Aim
Extract the text of every entry below exactly; leave images out.
start Entries shown
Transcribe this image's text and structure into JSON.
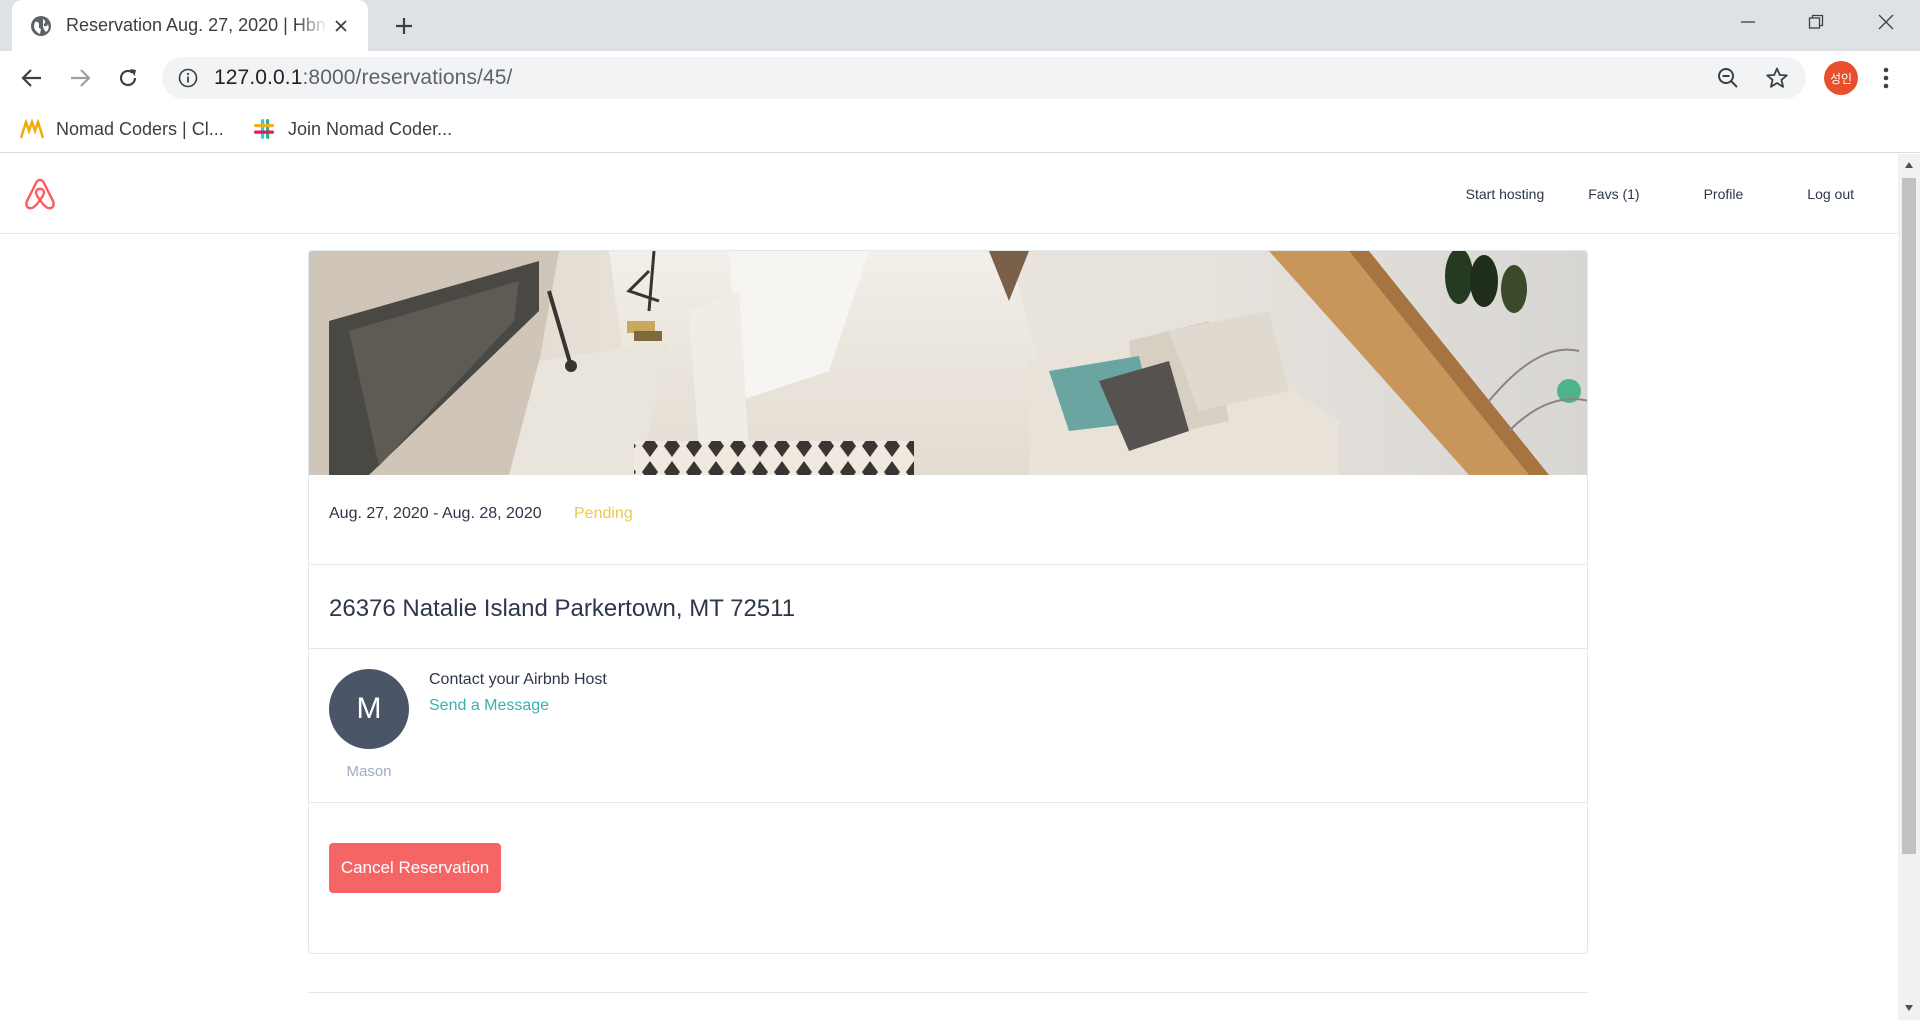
{
  "browser": {
    "tab_title": "Reservation Aug. 27, 2020 | Hbnb",
    "url_host": "127.0.0.1",
    "url_rest": ":8000/reservations/45/",
    "profile_initials": "성인",
    "bookmarks": [
      {
        "label": "Nomad Coders | Cl...",
        "icon": "nomad-logo-icon"
      },
      {
        "label": "Join Nomad Coder...",
        "icon": "slack-icon"
      }
    ]
  },
  "header": {
    "logo": "airbnb-logo-icon",
    "nav": {
      "start_hosting": "Start hosting",
      "favs": "Favs (1)",
      "profile": "Profile",
      "logout": "Log out"
    }
  },
  "reservation": {
    "dates": "Aug. 27, 2020 - Aug. 28, 2020",
    "status": "Pending",
    "status_color": "#ecc94b",
    "address": "26376 Natalie Island Parkertown, MT 72511",
    "host": {
      "initial": "M",
      "name": "Mason",
      "contact_title": "Contact your Airbnb Host",
      "contact_link": "Send a Message"
    },
    "cancel_label": "Cancel Reservation"
  },
  "colors": {
    "accent_teal": "#38b2ac",
    "cancel_red": "#f56565",
    "avatar_gray": "#4a5568"
  }
}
end Entries shown
Expected answer
Transcribe this image's text and structure into JSON.
{
  "browser": {
    "tab_title": "Reservation Aug. 27, 2020 | Hbnb",
    "url_host": "127.0.0.1",
    "url_rest": ":8000/reservations/45/",
    "profile_initials": "성인",
    "bookmarks": [
      {
        "label": "Nomad Coders | Cl...",
        "icon": "nomad-logo-icon"
      },
      {
        "label": "Join Nomad Coder...",
        "icon": "slack-icon"
      }
    ]
  },
  "header": {
    "logo": "airbnb-logo-icon",
    "nav": {
      "start_hosting": "Start hosting",
      "favs": "Favs (1)",
      "profile": "Profile",
      "logout": "Log out"
    }
  },
  "reservation": {
    "dates": "Aug. 27, 2020 - Aug. 28, 2020",
    "status": "Pending",
    "status_color": "#ecc94b",
    "address": "26376 Natalie Island Parkertown, MT 72511",
    "host": {
      "initial": "M",
      "name": "Mason",
      "contact_title": "Contact your Airbnb Host",
      "contact_link": "Send a Message"
    },
    "cancel_label": "Cancel Reservation"
  },
  "colors": {
    "accent_teal": "#38b2ac",
    "cancel_red": "#f56565",
    "avatar_gray": "#4a5568"
  }
}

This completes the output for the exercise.